### What the exercise asks
Tally the lines in the following entries that include the word "gefährliche"; state only the total.

### Data rows
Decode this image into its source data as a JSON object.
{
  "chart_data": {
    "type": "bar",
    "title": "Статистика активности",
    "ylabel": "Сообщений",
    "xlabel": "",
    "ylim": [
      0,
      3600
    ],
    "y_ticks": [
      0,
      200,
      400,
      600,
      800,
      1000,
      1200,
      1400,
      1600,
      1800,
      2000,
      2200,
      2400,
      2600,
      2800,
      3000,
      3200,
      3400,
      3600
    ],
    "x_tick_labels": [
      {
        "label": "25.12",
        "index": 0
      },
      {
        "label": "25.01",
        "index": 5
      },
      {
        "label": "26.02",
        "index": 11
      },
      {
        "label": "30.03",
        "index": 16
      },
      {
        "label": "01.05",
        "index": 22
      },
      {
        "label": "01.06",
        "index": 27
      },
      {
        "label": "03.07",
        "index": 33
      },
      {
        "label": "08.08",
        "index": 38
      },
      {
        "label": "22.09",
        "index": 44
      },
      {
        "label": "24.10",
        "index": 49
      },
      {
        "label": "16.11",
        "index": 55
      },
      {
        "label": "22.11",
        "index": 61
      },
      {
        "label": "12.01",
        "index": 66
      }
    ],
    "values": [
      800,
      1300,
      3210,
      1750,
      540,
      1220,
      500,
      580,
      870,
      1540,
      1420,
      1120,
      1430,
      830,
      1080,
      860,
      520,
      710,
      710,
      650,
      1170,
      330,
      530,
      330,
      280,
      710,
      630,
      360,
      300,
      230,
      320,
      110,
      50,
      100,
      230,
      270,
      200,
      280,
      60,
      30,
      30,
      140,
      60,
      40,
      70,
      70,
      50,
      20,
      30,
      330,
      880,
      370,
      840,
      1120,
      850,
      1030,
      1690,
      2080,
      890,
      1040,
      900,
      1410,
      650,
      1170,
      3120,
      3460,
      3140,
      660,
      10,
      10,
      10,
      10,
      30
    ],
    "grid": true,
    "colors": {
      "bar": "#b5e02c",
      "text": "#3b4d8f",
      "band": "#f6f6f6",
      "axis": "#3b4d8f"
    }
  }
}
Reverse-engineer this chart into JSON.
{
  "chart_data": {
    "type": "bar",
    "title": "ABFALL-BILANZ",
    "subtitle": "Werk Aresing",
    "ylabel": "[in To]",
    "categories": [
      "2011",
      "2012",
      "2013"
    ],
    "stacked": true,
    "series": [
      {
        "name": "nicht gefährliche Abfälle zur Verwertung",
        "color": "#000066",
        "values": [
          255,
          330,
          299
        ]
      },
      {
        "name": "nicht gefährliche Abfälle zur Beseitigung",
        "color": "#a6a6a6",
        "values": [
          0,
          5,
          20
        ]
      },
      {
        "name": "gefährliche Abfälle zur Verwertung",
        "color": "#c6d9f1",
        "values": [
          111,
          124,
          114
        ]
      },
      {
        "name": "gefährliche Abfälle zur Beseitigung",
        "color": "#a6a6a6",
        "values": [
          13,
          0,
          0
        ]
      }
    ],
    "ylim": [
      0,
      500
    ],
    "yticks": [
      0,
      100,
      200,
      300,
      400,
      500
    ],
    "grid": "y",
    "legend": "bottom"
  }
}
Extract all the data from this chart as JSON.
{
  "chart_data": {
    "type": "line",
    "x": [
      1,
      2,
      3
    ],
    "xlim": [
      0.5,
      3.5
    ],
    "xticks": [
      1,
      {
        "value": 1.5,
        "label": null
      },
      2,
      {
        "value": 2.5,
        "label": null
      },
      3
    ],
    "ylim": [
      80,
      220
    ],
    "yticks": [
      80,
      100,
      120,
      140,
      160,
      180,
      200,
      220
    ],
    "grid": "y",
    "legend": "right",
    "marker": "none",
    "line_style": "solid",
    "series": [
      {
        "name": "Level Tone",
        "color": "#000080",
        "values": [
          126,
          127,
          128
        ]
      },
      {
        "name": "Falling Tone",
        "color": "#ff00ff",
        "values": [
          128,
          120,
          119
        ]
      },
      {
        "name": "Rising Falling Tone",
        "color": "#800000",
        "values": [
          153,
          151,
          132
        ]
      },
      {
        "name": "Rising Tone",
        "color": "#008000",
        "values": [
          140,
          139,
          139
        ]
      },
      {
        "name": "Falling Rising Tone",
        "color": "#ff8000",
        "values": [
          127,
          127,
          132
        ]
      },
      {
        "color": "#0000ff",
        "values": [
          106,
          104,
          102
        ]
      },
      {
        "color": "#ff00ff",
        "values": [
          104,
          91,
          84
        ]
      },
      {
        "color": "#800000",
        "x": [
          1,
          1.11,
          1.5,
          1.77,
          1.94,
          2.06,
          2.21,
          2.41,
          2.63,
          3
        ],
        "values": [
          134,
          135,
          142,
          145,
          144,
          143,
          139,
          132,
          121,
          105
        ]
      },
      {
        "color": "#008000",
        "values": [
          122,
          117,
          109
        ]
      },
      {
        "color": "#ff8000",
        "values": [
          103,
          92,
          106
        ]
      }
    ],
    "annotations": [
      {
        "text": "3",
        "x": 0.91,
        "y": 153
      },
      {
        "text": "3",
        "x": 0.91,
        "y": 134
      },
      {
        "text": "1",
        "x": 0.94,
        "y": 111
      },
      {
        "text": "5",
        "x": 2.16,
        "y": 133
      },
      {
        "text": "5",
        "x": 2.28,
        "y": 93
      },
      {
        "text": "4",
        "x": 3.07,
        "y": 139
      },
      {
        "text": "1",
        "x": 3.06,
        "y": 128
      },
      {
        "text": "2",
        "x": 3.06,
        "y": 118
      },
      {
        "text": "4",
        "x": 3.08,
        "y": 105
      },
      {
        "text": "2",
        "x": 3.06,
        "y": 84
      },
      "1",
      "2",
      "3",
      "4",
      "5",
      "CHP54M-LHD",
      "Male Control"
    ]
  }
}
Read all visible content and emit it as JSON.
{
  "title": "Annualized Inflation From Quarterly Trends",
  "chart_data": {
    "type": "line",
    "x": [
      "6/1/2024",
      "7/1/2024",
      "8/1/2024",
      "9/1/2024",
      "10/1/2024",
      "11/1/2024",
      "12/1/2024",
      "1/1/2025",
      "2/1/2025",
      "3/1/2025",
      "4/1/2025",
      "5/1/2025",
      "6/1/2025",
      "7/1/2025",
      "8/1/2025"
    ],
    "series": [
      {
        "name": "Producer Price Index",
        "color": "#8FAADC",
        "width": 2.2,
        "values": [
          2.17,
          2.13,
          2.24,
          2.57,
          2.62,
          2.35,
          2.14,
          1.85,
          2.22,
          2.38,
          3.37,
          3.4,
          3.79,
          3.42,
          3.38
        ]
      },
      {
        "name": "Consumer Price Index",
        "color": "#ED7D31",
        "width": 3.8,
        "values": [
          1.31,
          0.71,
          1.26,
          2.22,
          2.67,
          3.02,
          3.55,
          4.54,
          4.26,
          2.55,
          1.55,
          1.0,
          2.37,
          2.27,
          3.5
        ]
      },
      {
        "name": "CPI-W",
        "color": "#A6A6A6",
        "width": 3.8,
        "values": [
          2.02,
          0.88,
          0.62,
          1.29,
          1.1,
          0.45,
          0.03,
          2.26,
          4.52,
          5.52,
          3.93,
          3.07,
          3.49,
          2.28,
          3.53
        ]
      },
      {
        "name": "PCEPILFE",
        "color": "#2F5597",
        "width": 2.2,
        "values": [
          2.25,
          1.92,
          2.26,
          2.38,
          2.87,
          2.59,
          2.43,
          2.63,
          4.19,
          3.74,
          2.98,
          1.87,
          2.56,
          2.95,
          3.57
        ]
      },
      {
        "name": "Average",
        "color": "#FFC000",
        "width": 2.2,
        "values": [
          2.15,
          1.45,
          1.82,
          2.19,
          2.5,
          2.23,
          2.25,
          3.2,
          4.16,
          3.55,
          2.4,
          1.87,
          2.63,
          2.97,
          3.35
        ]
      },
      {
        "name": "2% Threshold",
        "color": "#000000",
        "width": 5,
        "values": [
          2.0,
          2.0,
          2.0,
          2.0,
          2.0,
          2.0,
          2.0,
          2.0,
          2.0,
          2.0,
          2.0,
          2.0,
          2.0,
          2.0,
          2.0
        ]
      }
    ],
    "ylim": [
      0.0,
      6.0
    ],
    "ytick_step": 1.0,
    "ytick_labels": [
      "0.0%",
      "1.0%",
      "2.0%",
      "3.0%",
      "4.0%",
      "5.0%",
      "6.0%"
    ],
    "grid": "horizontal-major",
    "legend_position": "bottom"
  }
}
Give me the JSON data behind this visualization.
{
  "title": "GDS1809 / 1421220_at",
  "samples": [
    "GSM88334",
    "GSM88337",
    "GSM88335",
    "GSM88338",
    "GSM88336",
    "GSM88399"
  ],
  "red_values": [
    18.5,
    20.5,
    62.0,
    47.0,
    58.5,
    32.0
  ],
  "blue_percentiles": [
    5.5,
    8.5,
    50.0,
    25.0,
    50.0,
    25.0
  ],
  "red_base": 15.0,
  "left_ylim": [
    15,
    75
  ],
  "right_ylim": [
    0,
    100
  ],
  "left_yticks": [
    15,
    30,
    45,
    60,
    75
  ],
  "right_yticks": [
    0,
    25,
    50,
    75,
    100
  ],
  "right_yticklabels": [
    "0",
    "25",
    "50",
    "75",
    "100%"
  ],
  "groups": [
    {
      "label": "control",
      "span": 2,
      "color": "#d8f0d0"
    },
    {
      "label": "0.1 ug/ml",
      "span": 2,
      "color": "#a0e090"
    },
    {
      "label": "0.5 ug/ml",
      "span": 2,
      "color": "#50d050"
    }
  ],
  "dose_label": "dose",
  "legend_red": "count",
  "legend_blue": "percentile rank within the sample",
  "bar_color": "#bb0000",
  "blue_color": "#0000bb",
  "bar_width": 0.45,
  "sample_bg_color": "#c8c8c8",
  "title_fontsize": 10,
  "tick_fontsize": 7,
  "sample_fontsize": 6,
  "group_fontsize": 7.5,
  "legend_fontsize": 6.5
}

### Exercise result
4